**What you are asked to do:**
Could you transcribe the material below exactly, without leaving out a single line?

**Figure dataset records:**

================

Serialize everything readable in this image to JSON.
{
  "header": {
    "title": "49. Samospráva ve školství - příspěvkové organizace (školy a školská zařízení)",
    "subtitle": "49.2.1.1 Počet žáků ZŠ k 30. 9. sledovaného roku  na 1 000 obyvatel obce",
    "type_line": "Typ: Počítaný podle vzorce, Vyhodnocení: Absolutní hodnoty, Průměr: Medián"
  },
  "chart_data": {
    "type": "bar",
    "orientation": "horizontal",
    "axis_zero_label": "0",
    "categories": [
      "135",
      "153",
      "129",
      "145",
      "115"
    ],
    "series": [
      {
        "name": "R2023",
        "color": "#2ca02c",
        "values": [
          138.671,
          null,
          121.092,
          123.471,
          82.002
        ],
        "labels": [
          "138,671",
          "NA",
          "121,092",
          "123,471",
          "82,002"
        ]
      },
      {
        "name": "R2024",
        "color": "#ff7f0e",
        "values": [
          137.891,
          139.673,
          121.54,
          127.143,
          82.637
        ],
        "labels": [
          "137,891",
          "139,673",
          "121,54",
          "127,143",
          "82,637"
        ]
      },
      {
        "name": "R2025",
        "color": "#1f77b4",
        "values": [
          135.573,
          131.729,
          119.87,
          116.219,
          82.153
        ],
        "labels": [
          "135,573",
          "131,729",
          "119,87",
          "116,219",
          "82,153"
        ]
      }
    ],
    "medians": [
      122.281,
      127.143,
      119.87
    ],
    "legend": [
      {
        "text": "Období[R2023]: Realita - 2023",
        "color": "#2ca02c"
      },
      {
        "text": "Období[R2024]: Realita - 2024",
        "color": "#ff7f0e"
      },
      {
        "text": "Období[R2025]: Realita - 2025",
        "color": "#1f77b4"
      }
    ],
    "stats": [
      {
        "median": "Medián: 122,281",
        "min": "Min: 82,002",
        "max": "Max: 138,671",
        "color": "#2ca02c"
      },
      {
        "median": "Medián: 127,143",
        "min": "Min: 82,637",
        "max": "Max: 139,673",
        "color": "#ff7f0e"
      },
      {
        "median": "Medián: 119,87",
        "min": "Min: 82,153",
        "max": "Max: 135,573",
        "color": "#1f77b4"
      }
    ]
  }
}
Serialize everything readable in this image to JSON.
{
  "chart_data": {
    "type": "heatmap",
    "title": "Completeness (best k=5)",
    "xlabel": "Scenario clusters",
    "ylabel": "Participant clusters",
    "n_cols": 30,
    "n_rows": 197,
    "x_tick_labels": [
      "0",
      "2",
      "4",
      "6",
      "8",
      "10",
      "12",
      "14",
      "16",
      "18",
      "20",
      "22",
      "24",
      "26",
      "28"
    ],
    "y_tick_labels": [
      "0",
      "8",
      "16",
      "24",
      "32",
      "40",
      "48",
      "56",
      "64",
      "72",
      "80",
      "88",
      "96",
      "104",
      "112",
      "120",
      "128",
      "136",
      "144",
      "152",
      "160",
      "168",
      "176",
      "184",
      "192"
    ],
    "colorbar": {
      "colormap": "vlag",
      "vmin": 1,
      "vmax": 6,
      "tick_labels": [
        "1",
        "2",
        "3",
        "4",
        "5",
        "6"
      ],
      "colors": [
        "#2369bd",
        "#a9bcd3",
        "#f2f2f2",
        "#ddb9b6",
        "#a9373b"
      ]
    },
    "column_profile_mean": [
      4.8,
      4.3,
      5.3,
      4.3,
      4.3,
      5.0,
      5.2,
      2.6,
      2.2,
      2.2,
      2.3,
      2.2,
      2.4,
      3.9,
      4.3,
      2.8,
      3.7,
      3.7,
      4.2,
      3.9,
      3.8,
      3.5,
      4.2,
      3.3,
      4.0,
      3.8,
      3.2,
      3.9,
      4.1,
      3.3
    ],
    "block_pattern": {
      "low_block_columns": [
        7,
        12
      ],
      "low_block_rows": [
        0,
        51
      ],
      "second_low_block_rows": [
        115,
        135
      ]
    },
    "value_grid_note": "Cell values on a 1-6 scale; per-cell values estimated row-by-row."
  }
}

================

**Expected answer:**
Serialize everything readable in this image to JSON.
{
  "header": {
    "title": "49. Samospráva ve školství - příspěvkové organizace (školy a školská zařízení)",
    "subtitle": "49.2.1.1 Počet žáků ZŠ k 30. 9. sledovaného roku  na 1 000 obyvatel obce",
    "type_line": "Typ: Počítaný podle vzorce, Vyhodnocení: Absolutní hodnoty, Průměr: Medián"
  },
  "chart_data": {
    "type": "bar",
    "orientation": "horizontal",
    "axis_zero_label": "0",
    "categories": [
      "135",
      "153",
      "129",
      "145",
      "115"
    ],
    "series": [
      {
        "name": "R2023",
        "color": "#2ca02c",
        "values": [
          138.671,
          null,
          121.092,
          123.471,
          82.002
        ],
        "labels": [
          "138,671",
          "NA",
          "121,092",
          "123,471",
          "82,002"
        ]
      },
      {
        "name": "R2024",
        "color": "#ff7f0e",
        "values": [
          137.891,
          139.673,
          121.54,
          127.143,
          82.637
        ],
        "labels": [
          "137,891",
          "139,673",
          "121,54",
          "127,143",
          "82,637"
        ]
      },
      {
        "name": "R2025",
        "color": "#1f77b4",
        "values": [
          135.573,
          131.729,
          119.87,
          116.219,
          82.153
        ],
        "labels": [
          "135,573",
          "131,729",
          "119,87",
          "116,219",
          "82,153"
        ]
      }
    ],
    "medians": [
      122.281,
      127.143,
      119.87
    ],
    "legend": [
      {
        "text": "Období[R2023]: Realita - 2023",
        "color": "#2ca02c"
      },
      {
        "text": "Období[R2024]: Realita - 2024",
        "color": "#ff7f0e"
      },
      {
        "text": "Období[R2025]: Realita - 2025",
        "color": "#1f77b4"
      }
    ],
    "stats": [
      {
        "median": "Medián: 122,281",
        "min": "Min: 82,002",
        "max": "Max: 138,671",
        "color": "#2ca02c"
      },
      {
        "median": "Medián: 127,143",
        "min": "Min: 82,637",
        "max": "Max: 139,673",
        "color": "#ff7f0e"
      },
      {
        "median": "Medián: 119,87",
        "min": "Min: 82,153",
        "max": "Max: 135,573",
        "color": "#1f77b4"
      }
    ]
  }
}
Serialize everything readable in this image to JSON.
{
  "chart_data": {
    "type": "heatmap",
    "title": "Completeness (best k=5)",
    "xlabel": "Scenario clusters",
    "ylabel": "Participant clusters",
    "n_cols": 30,
    "n_rows": 197,
    "x_tick_labels": [
      "0",
      "2",
      "4",
      "6",
      "8",
      "10",
      "12",
      "14",
      "16",
      "18",
      "20",
      "22",
      "24",
      "26",
      "28"
    ],
    "y_tick_labels": [
      "0",
      "8",
      "16",
      "24",
      "32",
      "40",
      "48",
      "56",
      "64",
      "72",
      "80",
      "88",
      "96",
      "104",
      "112",
      "120",
      "128",
      "136",
      "144",
      "152",
      "160",
      "168",
      "176",
      "184",
      "192"
    ],
    "colorbar": {
      "colormap": "vlag",
      "vmin": 1,
      "vmax": 6,
      "tick_labels": [
        "1",
        "2",
        "3",
        "4",
        "5",
        "6"
      ],
      "colors": [
        "#2369bd",
        "#a9bcd3",
        "#f2f2f2",
        "#ddb9b6",
        "#a9373b"
      ]
    },
    "column_profile_mean": [
      4.8,
      4.3,
      5.3,
      4.3,
      4.3,
      5.0,
      5.2,
      2.6,
      2.2,
      2.2,
      2.3,
      2.2,
      2.4,
      3.9,
      4.3,
      2.8,
      3.7,
      3.7,
      4.2,
      3.9,
      3.8,
      3.5,
      4.2,
      3.3,
      4.0,
      3.8,
      3.2,
      3.9,
      4.1,
      3.3
    ],
    "block_pattern": {
      "low_block_columns": [
        7,
        12
      ],
      "low_block_rows": [
        0,
        51
      ],
      "second_low_block_rows": [
        115,
        135
      ]
    },
    "value_grid_note": "Cell values on a 1-6 scale; per-cell values estimated row-by-row."
  }
}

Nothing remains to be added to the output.